• _GIVEN REQUEST_
Locate the string "coordinate" in the listing below. Copy every line where it is found.

(Figure record listings)

►

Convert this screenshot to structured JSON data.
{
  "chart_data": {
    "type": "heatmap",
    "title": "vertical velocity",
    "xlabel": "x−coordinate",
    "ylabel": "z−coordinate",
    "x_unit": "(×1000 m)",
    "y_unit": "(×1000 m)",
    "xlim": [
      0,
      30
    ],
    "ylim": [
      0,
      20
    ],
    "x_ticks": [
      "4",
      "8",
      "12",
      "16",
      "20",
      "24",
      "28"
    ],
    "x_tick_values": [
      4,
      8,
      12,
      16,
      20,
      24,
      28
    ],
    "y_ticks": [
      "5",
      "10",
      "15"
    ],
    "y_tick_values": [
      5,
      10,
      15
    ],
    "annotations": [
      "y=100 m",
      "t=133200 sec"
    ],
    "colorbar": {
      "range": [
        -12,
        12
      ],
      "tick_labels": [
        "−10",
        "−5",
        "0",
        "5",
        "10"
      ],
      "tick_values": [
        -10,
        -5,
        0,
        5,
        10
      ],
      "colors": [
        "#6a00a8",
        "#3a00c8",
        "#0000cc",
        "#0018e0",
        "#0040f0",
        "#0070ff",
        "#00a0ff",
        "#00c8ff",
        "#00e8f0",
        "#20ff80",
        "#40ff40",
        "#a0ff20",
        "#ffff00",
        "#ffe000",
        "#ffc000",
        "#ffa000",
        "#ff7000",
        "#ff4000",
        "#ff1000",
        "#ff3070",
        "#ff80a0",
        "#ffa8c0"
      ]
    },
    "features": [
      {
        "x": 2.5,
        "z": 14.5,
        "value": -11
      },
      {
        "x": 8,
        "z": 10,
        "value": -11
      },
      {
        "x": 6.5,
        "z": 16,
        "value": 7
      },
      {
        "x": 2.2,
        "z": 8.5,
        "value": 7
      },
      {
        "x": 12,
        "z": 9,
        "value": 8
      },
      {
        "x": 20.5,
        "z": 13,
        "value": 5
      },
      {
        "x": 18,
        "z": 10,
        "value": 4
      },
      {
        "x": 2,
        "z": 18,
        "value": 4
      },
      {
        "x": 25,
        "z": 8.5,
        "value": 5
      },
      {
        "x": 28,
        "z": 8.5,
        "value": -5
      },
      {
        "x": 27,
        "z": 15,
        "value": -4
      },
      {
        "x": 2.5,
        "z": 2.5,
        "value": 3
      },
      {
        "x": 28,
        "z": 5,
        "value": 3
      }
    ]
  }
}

◄

• _SOLUTION TO THIS PROBLEM_
    "xlabel": "x−coordinate",
    "ylabel": "z−coordinate",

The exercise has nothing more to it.